In the entries that follow, find the word "birth" and report each line it is on.
****************
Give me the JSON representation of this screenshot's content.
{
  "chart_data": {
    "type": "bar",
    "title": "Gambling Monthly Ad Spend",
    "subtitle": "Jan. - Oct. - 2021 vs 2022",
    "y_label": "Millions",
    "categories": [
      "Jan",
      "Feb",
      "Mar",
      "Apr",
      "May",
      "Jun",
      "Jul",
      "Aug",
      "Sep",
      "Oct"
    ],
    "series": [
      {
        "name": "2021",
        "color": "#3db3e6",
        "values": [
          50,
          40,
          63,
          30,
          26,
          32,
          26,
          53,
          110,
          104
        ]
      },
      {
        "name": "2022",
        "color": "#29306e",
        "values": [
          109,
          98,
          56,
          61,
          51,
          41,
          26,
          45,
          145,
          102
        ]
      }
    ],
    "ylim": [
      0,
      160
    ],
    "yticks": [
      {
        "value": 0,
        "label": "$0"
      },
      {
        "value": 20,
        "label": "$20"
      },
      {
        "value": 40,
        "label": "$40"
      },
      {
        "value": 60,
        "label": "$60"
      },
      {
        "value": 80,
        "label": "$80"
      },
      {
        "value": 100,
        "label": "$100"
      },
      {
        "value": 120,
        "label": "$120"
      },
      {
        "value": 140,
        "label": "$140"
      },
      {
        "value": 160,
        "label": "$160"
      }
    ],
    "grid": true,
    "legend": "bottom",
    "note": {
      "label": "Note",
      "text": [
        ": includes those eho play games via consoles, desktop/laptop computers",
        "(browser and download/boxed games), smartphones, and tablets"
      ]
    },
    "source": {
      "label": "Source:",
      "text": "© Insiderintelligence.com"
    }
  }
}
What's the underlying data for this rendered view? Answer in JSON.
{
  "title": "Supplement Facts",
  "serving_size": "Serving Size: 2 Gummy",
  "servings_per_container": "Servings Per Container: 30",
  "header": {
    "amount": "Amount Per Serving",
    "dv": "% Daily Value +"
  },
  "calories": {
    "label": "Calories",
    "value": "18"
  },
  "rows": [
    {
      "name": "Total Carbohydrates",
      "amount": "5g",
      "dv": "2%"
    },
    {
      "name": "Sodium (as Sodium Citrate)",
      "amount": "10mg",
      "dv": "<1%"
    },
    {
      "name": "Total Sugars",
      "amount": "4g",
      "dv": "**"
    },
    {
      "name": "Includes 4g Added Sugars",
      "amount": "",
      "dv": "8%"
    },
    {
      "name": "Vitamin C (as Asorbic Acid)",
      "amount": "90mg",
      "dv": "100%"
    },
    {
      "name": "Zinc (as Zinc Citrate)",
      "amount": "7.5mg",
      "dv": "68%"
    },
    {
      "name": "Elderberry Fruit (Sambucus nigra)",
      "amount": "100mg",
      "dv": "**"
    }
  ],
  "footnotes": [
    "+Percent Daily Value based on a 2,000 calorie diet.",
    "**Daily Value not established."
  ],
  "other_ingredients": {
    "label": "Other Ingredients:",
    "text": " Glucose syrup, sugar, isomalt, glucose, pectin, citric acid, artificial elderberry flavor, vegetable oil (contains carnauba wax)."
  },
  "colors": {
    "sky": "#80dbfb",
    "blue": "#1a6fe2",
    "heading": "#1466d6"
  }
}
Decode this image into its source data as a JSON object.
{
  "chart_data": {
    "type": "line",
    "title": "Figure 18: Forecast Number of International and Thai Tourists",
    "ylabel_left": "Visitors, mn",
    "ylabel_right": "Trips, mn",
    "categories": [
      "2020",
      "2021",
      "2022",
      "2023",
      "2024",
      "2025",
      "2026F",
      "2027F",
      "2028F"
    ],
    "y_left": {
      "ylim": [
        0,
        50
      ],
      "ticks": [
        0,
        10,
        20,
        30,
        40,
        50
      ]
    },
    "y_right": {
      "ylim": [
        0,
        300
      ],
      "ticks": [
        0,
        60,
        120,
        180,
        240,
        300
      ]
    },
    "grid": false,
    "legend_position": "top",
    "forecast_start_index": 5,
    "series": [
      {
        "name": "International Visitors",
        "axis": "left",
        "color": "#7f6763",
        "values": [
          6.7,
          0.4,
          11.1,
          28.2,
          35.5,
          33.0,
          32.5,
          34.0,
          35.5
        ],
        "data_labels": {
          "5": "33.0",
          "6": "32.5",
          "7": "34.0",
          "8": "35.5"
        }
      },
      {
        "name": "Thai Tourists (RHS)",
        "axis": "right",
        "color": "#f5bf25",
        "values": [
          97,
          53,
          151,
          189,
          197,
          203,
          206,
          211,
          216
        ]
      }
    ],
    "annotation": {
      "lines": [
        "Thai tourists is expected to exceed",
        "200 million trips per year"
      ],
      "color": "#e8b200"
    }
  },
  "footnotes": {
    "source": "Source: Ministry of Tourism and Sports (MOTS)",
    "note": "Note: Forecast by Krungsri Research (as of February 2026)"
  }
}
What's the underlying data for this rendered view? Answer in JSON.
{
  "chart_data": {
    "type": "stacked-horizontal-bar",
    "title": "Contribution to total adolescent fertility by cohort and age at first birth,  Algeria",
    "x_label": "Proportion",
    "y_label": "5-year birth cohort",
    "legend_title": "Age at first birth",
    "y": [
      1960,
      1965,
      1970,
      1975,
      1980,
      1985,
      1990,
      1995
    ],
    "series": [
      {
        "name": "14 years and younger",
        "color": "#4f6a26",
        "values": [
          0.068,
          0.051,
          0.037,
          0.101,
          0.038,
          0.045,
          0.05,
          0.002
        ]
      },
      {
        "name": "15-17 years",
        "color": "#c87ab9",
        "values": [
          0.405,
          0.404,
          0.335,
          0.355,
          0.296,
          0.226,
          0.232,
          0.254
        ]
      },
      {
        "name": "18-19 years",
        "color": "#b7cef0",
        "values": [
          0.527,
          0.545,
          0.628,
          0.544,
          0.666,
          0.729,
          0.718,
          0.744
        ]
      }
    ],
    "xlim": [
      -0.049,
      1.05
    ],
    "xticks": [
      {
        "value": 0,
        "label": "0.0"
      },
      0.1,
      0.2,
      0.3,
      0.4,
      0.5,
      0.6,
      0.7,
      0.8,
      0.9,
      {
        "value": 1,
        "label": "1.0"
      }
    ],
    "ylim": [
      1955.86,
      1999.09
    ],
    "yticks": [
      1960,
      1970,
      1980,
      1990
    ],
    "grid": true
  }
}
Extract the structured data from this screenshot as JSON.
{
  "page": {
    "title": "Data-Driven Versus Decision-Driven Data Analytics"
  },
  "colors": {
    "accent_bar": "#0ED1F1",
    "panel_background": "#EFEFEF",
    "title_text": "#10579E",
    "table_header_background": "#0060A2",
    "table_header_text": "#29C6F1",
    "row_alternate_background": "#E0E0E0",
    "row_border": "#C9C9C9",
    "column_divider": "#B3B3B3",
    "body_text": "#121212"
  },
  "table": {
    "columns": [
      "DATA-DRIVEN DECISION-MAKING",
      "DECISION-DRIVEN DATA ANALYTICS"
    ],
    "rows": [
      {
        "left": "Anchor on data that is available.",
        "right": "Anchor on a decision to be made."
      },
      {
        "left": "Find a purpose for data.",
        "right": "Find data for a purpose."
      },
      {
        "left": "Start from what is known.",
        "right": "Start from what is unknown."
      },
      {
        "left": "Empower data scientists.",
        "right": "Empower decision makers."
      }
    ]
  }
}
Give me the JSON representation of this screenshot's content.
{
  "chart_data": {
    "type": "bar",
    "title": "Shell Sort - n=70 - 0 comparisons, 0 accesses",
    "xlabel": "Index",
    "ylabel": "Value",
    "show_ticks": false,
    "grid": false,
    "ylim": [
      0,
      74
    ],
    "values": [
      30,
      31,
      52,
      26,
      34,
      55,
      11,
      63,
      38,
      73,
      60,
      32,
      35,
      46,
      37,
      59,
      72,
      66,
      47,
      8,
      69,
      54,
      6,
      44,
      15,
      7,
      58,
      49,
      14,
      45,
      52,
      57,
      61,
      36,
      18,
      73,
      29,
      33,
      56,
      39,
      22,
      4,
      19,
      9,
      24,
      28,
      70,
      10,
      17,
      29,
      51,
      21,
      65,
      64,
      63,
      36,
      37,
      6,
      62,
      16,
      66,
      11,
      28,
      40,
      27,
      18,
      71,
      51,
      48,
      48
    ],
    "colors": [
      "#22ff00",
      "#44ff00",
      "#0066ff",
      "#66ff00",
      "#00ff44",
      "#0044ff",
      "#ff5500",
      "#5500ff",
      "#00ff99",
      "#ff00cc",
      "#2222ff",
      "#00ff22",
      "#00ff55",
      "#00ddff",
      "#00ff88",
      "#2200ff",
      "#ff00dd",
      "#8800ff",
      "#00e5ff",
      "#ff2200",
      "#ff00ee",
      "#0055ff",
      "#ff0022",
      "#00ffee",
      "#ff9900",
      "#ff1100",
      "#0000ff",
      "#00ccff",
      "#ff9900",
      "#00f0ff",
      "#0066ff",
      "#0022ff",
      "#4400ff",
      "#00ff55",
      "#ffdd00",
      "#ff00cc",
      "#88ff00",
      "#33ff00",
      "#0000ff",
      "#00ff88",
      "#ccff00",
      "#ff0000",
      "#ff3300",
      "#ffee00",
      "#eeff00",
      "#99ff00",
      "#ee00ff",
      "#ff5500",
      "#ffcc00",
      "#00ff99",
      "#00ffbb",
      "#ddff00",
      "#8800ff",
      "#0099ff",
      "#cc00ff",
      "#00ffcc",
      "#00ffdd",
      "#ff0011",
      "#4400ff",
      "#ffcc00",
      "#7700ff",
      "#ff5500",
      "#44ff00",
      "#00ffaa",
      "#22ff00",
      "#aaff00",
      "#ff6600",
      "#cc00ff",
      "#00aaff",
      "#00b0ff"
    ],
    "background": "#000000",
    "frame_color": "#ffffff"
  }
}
****************
Full answer
    "title": "Contribution to total adolescent fertility by cohort and age at first birth,  Algeria",
    "y_label": "5-year birth cohort",
    "legend_title": "Age at first birth",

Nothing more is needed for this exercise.